Task brief:
Search the data for the word "feralitic". Reproduce every line where it is found.

#####

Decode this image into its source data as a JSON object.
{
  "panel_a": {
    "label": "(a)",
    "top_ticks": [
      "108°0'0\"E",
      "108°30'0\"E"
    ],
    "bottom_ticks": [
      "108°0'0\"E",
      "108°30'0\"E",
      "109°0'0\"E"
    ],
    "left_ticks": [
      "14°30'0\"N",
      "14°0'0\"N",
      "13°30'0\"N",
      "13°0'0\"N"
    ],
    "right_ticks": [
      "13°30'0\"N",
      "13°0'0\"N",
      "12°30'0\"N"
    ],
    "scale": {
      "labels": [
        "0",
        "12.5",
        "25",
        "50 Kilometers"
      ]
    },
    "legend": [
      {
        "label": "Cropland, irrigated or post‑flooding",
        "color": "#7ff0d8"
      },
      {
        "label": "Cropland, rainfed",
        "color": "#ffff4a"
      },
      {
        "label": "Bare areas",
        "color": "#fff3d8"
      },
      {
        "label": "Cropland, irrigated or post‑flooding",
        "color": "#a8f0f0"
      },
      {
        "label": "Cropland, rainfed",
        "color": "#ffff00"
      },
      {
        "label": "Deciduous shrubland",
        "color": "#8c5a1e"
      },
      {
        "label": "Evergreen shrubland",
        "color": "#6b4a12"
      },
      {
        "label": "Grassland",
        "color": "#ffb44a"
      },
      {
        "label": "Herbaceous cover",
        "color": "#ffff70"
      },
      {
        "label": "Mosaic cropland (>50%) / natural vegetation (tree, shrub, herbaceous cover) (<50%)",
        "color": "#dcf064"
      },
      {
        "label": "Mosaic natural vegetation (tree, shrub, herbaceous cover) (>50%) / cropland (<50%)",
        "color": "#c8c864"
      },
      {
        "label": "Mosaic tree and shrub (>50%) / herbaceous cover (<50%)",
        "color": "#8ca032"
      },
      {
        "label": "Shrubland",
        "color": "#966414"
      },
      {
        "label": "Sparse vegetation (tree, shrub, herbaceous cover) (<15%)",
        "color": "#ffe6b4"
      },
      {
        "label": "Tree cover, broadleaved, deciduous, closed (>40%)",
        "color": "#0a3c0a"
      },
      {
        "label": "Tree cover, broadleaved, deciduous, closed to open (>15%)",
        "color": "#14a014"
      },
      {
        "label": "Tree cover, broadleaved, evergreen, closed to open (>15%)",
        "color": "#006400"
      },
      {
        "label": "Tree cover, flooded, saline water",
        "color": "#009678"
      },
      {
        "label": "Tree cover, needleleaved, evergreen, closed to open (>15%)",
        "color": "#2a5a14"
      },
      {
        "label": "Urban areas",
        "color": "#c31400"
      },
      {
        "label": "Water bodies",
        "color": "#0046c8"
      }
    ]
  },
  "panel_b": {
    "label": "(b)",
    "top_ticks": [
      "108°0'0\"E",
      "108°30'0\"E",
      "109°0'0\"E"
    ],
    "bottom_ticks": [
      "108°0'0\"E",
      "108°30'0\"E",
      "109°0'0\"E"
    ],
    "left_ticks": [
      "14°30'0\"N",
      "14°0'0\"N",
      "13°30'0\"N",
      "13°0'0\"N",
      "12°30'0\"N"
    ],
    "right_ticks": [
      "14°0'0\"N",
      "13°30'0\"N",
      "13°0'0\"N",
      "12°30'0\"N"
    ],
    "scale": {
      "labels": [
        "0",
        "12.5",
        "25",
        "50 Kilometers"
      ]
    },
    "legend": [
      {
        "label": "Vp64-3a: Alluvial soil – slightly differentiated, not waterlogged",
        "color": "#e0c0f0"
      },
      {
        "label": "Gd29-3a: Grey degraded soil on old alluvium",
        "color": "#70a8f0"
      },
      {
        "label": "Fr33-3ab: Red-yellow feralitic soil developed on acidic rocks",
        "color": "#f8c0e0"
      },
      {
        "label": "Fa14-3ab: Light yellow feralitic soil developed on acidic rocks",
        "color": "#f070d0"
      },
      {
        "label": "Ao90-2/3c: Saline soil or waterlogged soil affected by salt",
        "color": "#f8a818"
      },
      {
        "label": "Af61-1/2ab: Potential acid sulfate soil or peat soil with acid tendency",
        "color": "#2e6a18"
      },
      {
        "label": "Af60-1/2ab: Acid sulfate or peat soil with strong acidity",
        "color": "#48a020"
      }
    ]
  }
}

#####

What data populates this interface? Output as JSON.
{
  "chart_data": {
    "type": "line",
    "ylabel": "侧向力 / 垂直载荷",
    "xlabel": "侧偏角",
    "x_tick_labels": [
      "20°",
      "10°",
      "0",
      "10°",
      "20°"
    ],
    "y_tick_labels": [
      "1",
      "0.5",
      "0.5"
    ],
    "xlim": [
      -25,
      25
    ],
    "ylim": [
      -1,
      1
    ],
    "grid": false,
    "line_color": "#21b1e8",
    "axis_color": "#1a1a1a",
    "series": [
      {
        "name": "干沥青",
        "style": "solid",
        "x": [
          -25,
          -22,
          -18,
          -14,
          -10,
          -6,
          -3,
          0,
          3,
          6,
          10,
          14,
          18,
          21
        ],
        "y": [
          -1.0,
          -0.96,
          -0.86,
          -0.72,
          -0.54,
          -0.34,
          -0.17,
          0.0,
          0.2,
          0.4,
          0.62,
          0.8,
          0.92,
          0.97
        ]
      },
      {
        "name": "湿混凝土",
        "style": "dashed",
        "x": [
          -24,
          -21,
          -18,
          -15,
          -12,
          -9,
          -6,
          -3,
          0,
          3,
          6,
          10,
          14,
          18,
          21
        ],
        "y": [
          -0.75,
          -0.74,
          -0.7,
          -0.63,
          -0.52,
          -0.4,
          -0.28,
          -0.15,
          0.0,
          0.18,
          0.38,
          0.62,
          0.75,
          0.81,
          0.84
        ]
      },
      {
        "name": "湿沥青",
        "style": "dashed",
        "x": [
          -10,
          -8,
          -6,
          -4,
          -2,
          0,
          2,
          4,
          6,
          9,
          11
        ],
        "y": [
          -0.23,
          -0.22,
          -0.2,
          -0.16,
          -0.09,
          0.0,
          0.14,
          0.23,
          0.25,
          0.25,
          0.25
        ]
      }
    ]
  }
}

#####

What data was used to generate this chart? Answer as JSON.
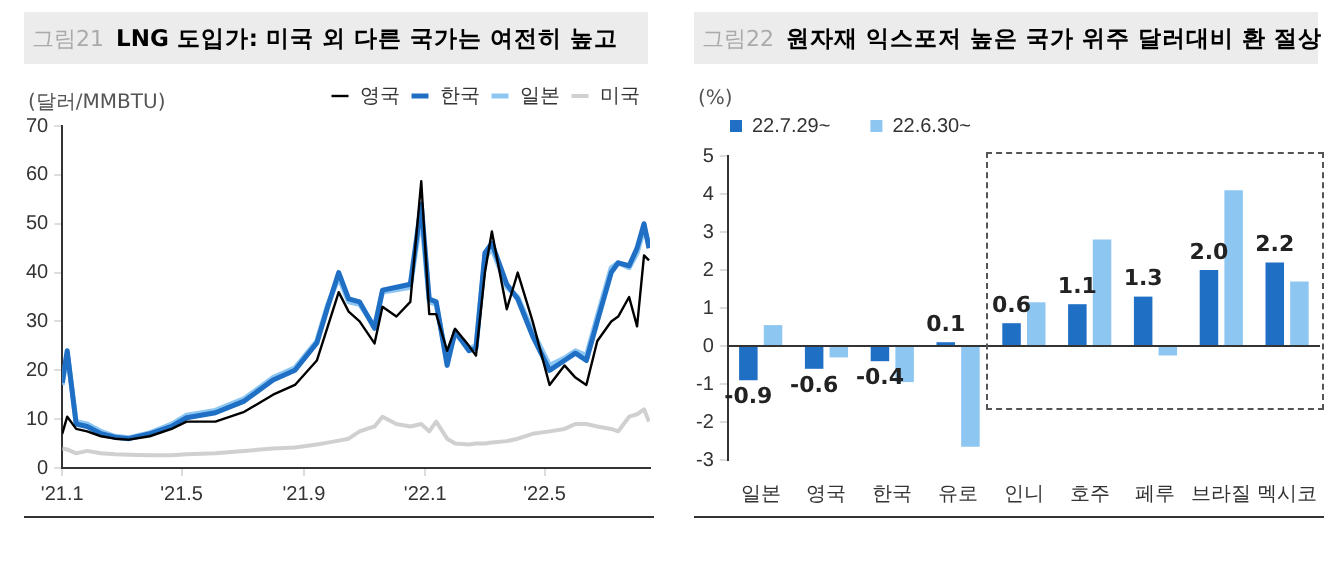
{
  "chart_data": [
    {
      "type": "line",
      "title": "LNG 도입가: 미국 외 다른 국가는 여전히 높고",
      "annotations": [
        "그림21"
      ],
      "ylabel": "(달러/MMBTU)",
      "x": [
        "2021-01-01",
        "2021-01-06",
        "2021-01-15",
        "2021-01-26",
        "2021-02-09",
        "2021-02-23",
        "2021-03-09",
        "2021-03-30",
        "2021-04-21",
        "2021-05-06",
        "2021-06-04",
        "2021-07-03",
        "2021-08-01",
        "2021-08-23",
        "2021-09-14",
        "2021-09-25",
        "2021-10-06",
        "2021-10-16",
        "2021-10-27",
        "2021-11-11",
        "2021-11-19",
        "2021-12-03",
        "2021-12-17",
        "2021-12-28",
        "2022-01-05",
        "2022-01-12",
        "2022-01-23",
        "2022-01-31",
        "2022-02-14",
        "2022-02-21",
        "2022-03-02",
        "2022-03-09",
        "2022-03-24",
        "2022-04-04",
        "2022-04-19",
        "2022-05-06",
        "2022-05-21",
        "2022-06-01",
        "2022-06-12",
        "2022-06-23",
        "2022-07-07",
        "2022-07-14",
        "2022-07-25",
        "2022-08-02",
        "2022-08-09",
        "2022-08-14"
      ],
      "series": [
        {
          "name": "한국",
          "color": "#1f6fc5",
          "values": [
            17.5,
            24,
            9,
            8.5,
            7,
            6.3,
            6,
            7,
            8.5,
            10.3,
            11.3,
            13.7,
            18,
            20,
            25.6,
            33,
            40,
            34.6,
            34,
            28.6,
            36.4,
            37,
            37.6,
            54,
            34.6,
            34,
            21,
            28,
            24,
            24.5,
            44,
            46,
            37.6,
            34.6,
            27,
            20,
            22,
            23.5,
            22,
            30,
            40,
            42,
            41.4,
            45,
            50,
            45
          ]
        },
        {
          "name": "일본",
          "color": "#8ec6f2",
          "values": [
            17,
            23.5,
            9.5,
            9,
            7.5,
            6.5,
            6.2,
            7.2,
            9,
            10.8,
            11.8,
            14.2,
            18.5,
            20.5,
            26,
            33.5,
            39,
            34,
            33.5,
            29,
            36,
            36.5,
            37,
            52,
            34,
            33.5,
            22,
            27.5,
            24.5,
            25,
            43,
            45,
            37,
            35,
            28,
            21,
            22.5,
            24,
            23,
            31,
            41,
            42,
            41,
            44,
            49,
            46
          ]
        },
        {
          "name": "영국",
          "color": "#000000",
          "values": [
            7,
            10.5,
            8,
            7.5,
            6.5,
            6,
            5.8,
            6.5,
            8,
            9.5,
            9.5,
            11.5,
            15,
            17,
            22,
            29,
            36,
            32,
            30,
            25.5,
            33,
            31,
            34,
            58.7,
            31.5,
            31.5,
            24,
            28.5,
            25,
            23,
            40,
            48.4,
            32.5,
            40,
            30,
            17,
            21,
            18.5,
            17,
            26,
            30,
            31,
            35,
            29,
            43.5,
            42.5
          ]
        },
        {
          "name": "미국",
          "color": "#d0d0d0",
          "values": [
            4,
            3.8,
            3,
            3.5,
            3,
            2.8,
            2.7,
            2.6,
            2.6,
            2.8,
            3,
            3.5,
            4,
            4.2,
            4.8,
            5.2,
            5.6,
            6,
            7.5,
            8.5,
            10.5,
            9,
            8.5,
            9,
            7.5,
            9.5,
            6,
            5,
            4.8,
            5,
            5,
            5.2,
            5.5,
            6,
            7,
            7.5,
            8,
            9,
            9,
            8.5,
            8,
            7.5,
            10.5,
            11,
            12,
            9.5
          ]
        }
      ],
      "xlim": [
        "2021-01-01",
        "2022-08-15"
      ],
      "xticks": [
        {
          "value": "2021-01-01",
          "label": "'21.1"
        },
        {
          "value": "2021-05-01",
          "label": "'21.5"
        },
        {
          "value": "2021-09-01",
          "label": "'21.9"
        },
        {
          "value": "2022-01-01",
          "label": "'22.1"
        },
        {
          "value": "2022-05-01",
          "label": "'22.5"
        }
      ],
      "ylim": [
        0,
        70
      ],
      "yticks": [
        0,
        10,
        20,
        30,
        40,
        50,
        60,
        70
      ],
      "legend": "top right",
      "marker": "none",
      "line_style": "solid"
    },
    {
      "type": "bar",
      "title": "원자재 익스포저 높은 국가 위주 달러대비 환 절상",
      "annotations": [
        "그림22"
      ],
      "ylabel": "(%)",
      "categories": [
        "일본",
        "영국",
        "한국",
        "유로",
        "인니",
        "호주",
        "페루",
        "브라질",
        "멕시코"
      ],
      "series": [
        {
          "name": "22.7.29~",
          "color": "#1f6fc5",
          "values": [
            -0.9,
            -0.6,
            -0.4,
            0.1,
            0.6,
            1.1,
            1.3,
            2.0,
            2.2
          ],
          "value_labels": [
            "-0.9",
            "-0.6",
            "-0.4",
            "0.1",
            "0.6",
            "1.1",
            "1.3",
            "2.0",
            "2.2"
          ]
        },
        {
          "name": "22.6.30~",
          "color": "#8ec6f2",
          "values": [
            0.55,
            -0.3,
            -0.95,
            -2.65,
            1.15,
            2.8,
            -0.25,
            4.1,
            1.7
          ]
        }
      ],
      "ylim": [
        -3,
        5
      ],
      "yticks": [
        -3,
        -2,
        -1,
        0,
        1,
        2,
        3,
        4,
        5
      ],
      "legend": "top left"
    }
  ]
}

#####

Solution:
        "label": "Fr33-3ab: Red-yellow feralitic soil developed on acidic rocks",
        "label": "Fa14-3ab: Light yellow feralitic soil developed on acidic rocks",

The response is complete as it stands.